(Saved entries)
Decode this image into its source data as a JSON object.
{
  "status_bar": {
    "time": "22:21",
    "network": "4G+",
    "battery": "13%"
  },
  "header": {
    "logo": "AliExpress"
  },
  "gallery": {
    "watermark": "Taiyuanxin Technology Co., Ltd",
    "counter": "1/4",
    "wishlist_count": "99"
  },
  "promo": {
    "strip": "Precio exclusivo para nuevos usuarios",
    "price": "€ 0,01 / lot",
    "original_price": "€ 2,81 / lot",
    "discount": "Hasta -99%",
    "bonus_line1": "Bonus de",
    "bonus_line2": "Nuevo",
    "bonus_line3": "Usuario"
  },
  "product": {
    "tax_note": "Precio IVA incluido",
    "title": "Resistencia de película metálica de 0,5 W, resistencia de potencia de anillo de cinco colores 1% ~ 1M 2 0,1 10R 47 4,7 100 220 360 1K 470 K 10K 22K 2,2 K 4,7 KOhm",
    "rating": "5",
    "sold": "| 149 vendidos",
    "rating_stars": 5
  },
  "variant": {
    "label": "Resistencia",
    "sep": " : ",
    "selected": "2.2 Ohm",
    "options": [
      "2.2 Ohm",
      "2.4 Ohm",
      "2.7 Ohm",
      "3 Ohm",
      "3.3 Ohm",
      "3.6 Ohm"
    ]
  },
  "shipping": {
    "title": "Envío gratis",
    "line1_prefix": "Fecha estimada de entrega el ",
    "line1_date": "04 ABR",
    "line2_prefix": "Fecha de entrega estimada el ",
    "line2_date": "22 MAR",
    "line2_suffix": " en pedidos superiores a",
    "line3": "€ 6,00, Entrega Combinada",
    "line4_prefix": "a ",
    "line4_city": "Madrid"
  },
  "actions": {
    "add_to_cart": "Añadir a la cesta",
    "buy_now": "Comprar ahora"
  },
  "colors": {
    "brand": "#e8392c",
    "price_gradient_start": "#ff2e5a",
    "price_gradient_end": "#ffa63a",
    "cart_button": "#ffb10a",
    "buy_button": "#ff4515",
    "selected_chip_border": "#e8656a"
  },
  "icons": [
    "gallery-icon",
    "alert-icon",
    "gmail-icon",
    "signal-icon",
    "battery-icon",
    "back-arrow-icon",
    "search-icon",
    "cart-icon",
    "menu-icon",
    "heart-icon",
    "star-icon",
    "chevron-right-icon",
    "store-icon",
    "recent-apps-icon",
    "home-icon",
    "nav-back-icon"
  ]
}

◆ **Task requirements**: Go over the entries above and say how many lines hold the string "title", with no other text.

◆ **Response to this task**: 2